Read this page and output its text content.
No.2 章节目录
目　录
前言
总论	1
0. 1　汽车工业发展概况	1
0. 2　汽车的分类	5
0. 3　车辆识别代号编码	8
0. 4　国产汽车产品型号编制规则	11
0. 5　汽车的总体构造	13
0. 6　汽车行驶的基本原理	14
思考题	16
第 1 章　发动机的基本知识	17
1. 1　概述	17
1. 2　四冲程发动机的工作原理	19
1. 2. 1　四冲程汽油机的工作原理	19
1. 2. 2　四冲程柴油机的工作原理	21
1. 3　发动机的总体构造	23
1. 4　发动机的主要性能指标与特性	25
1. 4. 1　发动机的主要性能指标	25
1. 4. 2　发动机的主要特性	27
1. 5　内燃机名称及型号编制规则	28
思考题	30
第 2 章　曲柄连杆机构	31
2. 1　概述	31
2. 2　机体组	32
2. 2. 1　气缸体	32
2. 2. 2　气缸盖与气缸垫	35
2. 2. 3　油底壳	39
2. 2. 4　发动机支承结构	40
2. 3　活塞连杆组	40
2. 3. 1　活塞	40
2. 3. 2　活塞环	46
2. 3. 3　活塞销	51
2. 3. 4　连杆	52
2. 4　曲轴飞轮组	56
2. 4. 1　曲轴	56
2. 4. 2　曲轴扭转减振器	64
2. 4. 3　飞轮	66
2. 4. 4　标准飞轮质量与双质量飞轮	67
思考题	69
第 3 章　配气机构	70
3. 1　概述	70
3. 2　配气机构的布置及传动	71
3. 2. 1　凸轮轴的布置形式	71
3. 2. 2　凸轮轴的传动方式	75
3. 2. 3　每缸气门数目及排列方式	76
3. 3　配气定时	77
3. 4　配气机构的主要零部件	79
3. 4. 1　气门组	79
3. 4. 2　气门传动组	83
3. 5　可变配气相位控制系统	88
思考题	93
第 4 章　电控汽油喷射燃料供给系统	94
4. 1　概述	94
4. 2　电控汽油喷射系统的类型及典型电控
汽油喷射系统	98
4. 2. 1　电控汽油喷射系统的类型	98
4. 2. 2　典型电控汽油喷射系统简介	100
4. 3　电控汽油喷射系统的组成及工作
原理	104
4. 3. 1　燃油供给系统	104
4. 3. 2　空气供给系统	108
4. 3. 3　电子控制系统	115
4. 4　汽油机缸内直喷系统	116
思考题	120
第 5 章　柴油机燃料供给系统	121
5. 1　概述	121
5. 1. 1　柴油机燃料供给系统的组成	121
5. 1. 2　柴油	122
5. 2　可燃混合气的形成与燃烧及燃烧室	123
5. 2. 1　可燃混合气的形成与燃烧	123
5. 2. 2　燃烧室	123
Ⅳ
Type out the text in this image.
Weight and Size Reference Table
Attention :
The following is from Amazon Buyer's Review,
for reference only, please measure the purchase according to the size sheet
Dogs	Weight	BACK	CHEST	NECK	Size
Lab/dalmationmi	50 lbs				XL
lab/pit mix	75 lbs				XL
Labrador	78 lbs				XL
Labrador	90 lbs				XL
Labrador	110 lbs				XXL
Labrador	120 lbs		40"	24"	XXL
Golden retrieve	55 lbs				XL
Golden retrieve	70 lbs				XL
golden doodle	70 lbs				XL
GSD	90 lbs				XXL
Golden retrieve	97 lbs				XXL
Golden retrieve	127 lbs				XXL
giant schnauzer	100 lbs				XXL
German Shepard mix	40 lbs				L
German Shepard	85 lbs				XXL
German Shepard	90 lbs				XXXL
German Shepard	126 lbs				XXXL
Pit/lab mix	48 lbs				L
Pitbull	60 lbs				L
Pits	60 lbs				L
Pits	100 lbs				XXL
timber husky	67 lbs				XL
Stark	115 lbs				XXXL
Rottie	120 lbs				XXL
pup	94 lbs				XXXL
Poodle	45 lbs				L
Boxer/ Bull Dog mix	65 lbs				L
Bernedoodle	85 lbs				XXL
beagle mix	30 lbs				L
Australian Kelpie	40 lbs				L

┄┄┄┄┄┄┄┄┄┄┄┄┄┄┄┄┄┄┄┄

# Task prompt
Take every line from the data that contains the word "retrieve".

# Answer for this exercise
Golden retrieve	55 lbs				XL
Golden retrieve	70 lbs				XL
Golden retrieve	97 lbs				XXL
Golden retrieve	127 lbs				XXL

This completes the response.